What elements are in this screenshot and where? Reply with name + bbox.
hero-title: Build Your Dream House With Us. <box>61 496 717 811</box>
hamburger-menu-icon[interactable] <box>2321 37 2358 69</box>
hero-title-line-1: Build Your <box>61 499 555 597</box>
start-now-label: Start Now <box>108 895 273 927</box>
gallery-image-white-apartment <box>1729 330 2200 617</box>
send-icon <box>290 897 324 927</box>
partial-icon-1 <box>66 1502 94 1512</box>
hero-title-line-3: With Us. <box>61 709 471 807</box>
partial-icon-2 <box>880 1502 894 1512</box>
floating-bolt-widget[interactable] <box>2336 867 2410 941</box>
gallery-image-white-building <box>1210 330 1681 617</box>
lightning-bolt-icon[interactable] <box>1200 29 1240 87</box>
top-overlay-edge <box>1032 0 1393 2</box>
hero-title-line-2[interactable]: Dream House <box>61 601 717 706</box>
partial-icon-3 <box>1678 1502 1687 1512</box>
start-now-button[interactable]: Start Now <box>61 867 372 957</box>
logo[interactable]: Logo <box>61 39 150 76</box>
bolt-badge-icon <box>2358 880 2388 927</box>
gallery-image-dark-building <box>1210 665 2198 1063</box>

# PROBLEM STATEMENT
Transcribe every one of the lines above verbatim, without altering any character.

# THE COMPLETED TASK
What elements are in this screenshot and where? Reply with name + bbox.
hero-title: Build Your Dream House With Us. <box>61 496 717 811</box>
hamburger-menu-icon[interactable] <box>2321 37 2358 69</box>
hero-title-line-1: Build Your <box>61 499 555 597</box>
start-now-label: Start Now <box>108 895 273 927</box>
gallery-image-white-apartment <box>1729 330 2200 617</box>
send-icon <box>290 897 324 927</box>
partial-icon-1 <box>66 1502 94 1512</box>
hero-title-line-3: With Us. <box>61 709 471 807</box>
partial-icon-2 <box>880 1502 894 1512</box>
floating-bolt-widget[interactable] <box>2336 867 2410 941</box>
gallery-image-white-building <box>1210 330 1681 617</box>
lightning-bolt-icon[interactable] <box>1200 29 1240 87</box>
top-overlay-edge <box>1032 0 1393 2</box>
hero-title-line-2[interactable]: Dream House <box>61 601 717 706</box>
partial-icon-3 <box>1678 1502 1687 1512</box>
start-now-button[interactable]: Start Now <box>61 867 372 957</box>
logo[interactable]: Logo <box>61 39 150 76</box>
bolt-badge-icon <box>2358 880 2388 927</box>
gallery-image-dark-building <box>1210 665 2198 1063</box>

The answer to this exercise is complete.